# EXERCISE
Counting only lines below that hold "this", give the total alone.

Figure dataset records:

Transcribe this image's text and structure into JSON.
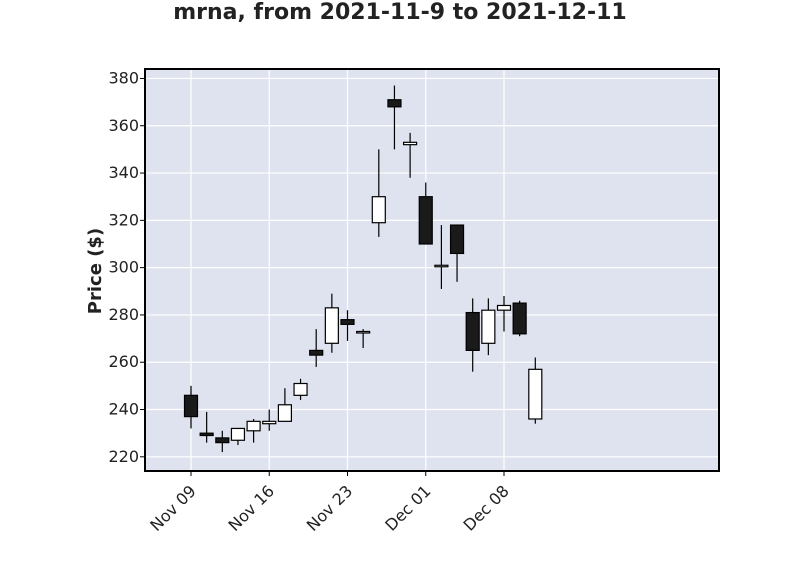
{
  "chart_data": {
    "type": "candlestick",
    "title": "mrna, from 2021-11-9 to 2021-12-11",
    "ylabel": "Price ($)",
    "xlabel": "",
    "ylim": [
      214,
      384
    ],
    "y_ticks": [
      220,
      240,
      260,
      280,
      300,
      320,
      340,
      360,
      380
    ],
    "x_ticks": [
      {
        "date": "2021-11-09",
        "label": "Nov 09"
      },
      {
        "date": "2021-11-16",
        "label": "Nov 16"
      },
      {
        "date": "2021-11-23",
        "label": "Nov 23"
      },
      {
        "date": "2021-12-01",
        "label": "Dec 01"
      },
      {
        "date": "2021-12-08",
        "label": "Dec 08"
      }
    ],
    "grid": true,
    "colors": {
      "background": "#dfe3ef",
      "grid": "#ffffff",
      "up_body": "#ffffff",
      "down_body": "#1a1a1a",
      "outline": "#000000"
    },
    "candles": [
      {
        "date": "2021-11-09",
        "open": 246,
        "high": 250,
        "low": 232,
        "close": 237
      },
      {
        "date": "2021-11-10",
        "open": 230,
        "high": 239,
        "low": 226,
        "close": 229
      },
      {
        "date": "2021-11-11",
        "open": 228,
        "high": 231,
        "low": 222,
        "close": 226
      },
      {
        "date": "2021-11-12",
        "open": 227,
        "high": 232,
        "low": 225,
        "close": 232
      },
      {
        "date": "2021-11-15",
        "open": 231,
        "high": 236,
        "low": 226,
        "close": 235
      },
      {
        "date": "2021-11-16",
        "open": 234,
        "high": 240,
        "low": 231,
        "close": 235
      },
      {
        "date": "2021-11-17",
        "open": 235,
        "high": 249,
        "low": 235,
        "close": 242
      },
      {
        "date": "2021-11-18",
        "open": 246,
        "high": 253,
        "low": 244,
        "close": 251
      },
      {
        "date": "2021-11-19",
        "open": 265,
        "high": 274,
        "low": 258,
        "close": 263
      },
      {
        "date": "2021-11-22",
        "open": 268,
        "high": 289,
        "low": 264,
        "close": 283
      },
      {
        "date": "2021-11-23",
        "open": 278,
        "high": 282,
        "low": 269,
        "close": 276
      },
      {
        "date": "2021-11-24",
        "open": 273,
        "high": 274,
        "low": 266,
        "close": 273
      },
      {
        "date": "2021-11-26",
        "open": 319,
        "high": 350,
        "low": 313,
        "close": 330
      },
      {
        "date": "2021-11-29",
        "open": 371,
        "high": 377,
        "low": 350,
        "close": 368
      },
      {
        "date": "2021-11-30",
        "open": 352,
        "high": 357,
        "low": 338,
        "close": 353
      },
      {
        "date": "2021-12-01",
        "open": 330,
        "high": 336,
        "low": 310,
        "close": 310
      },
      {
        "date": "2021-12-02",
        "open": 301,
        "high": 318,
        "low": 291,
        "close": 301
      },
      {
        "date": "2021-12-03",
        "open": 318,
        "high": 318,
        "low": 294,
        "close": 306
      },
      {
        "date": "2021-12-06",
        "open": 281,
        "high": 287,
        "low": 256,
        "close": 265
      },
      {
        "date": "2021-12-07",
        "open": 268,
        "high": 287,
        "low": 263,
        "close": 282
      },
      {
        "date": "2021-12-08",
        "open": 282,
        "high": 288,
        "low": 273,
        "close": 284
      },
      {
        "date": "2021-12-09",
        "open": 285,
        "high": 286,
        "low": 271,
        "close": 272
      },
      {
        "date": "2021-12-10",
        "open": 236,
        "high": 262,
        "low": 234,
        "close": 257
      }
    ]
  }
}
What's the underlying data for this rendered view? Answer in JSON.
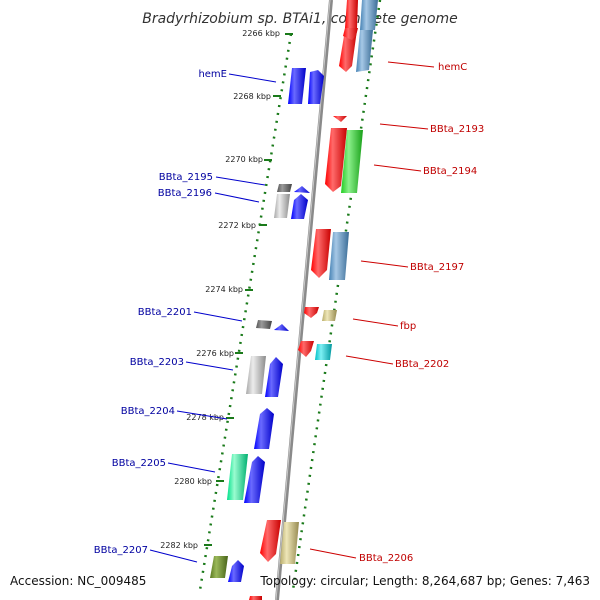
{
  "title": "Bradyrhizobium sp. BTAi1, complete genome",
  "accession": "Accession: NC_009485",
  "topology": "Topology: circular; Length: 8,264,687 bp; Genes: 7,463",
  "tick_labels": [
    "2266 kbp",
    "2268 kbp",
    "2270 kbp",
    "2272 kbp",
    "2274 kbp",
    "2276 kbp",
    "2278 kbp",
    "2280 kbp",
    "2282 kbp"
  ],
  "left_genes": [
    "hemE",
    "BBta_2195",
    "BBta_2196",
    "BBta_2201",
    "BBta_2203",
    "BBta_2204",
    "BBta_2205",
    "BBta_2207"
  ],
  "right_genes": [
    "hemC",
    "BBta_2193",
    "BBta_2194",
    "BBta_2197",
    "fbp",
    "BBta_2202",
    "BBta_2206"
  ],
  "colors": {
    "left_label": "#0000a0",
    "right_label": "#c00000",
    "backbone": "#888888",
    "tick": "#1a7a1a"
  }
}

# ANSWER SPACE
2